▶ Task details
Extend the essay on the three pillars of Noom, starting right after its final sentence.

▶ Text segment
--- START ---
The Three Pillars of Noom

Observations from my first 3 months as Noom’s CEO

Geoff Cook
8 min readOct 11, 2023

“What does your company do?” A simple question, yet one with a long history of befuddling CEOs, like Yahoo’s Carol Bartz & Jerry Yang.

Distilling the complexity of a large enterprise into a handful of memorable concepts is no easy task. At Noom, I approached the problem by engaging in a listening tour, speaking to more than 100 past and present employees, and inviting every current team member to tell me what they believe the pillars of Noom to be, while also seeking the feedback of countless members, who we call Noomers.

My goal was to internalize the mission, the mission that drew me to Noom in the first place: “to help people everywhere lead healthier lives through behavior change.”

As a statement, that mission surely is sound, but I found myself tinkering with it. While the “behavior change” part is so important to what Noom does, I noticed it did not resonate with everyone. It’s how Noom is successful, but not necessarily the highest aspiration that our members share.

What they want is to live better, healthier lives.

“Better” is a word that has extraordinary power. Its dictionary definition is “to improve in health or mental attitude” or “to make more complete or perfect.”

Yet the power of the word lies in the fact that it’s a challenge to all who speak it, no matter their current condition. I want to be a better father, husband, and innovator. We all want to be better.

“Better” had to be in the mission, and so I’ve distilled it further:

To empower everyone, everywhere to live a better, healthier life.

We aspire to this mission — we are not limited to only our subscribers or future subscribers, not only to our paying members — our ambition spans the whole world. It’s also grounded in results — what matters to us is sustainable outcomes.
--- END ---
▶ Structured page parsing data
--- START ---
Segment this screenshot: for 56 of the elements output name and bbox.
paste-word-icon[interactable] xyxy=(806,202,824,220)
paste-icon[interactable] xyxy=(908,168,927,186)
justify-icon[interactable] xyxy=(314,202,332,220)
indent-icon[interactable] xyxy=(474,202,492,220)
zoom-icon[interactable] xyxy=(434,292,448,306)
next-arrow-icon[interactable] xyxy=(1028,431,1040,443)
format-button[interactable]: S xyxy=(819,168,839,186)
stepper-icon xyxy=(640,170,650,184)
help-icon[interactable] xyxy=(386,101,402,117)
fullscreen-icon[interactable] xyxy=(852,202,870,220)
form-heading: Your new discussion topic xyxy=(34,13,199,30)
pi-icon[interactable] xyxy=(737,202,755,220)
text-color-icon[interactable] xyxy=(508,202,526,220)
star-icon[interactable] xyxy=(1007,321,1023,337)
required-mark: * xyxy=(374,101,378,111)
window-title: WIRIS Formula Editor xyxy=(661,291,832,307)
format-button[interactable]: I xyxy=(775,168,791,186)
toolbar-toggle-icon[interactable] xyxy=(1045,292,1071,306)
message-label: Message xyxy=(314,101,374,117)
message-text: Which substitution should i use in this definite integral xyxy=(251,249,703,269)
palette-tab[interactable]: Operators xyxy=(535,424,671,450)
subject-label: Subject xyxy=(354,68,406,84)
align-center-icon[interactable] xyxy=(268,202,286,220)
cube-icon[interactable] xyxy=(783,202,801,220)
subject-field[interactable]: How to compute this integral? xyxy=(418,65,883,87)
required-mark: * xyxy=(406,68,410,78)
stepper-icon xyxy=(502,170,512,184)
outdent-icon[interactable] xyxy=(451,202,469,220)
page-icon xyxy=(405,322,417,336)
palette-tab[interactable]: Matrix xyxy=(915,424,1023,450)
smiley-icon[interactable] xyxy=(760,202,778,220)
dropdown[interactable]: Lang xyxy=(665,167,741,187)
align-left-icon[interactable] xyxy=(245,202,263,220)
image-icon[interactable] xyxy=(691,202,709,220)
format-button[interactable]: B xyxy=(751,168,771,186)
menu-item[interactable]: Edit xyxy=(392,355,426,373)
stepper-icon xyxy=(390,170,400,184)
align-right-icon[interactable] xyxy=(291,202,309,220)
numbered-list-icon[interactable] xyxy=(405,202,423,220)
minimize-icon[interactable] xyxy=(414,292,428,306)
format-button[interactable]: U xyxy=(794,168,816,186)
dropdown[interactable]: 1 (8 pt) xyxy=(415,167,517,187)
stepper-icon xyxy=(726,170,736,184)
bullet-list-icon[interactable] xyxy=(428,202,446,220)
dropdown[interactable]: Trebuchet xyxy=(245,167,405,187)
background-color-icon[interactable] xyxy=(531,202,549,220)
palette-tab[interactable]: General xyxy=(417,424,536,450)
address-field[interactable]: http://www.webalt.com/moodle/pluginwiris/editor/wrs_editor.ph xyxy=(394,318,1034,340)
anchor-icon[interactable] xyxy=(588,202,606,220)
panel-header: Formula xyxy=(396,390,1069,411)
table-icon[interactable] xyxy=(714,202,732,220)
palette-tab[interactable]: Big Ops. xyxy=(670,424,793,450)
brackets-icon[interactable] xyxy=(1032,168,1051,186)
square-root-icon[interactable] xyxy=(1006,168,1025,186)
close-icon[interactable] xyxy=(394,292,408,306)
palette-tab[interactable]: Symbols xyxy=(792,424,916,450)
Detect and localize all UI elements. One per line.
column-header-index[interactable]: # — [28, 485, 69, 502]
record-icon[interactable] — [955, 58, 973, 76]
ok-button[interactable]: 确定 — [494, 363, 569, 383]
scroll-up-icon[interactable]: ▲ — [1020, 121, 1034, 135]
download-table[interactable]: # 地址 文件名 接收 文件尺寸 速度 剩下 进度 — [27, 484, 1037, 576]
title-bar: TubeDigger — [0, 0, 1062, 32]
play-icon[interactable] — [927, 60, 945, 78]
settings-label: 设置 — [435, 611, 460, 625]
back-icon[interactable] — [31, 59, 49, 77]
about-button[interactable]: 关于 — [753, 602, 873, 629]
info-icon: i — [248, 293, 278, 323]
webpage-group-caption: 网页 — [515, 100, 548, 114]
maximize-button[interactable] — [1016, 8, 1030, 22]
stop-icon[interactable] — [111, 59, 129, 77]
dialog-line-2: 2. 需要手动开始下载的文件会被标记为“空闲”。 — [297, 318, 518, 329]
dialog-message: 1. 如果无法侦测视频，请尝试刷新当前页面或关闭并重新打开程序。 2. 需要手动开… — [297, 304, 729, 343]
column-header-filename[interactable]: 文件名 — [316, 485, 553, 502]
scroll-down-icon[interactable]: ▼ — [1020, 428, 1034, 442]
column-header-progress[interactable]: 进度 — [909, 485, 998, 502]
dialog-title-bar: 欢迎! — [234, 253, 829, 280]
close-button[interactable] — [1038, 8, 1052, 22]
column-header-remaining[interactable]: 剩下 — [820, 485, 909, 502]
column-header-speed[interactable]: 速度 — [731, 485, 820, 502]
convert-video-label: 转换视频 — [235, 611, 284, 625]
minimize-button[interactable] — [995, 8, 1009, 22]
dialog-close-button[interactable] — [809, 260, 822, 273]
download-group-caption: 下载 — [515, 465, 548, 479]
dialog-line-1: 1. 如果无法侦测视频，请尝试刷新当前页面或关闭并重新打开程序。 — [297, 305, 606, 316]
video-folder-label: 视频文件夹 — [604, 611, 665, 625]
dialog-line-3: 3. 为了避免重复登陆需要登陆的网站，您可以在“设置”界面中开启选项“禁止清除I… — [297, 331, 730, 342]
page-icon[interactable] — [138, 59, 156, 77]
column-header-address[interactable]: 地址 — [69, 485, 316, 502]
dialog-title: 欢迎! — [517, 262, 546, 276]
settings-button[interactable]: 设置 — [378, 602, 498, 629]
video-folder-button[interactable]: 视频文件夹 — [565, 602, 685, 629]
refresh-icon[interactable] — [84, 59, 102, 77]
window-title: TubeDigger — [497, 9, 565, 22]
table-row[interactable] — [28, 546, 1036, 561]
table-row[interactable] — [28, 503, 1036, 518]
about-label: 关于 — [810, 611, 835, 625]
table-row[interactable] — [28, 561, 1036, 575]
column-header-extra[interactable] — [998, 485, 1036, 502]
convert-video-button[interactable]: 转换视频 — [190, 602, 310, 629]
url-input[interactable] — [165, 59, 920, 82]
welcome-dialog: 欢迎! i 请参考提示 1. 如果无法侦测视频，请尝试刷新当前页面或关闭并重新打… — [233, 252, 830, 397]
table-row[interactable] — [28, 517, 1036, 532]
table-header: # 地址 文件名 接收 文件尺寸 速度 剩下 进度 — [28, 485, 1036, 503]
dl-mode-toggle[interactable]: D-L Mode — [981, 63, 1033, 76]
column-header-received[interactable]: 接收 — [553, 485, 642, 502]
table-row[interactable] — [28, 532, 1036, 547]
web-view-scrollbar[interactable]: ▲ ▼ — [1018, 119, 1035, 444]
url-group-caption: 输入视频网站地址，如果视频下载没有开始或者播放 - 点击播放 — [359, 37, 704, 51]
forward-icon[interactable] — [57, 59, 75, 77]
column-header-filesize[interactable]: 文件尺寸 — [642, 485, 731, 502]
--- END ---
▶ Response to the task
Noom broke into the market — and the zeitgeist — by combining psychology with an innovative app-driven format that produces proven weight-loss outcomes. Since the launch of Noom Med in May, we now combine medicine, psychology, and innovation — all in the singular pursuit of our mission to empower everyone, everywhere to live a better, healthier life.

The 4-Cs of Noom

Now that the mission was so clear, I asked “In what areas must Noom be best in the world?” These areas get at “how” Noom can achieve its mission. As I dove deeper, I realized everything that mattered started with the letter “C.” How convenient and curious!

I call these the 4-Cs of Noom:

  1. Clinicians
  2. Coaching
  3. Community
  4. Content

Here’s how I think about the four Cs, and their critical role in our company’s success.

Clinicians

Clinicians are the newest part of Noom’s business — and one where I see enormous potential for growth. We are pairing clinical obesity treatment with behavioral change, while also seeking to create the ultimate companion app to a GLP-1 course of care.

GLP-1s are changing how people think about obesity. At Noom we are building a clinician force of obesity experts to take us beyond prevention to treatment of obesity as a chronic condition. Noom is not just another GLP-1 prescriber — our flagship, award-winning psychology-based program sets us apart.

Members with low-to-moderate health needs are paired with a lower-cost, but high-impact, psychology-based weight-management or diabetes-prevention program. Higher-risk members meanwhile, who have clinical obesity or who otherwise qualify, can now receive treatment from obesity specialists who design a tailored care plan, which could include prescribing and managing GLP-1s or other anti-obesity medications.

As effective as GLP-1s are, people don’t want to be on drugs forever. They’re expensive and come with side effects. Meanwhile, payers don’t want to pay for them forever. Complicating matters, studies show rapid weight gain on medication removal. Simply put, the drugs must be paired with behavior change to avoid a lifelong, expensive GLP-1 habit. Noom is uniquely situated to combine medicine with psychology to create sustainable outcomes without a lifelong dependency on medication.

And just in time. A tsunami of cost is about to swamp the US healthcare system, as 40% of adults struggle with obesity. Meanwhile, the supply of GLP-1s will increase to match the overwhelming demand, spiking costs. To help employers and plans ride this wave, we just announced Noom Med for enterprise.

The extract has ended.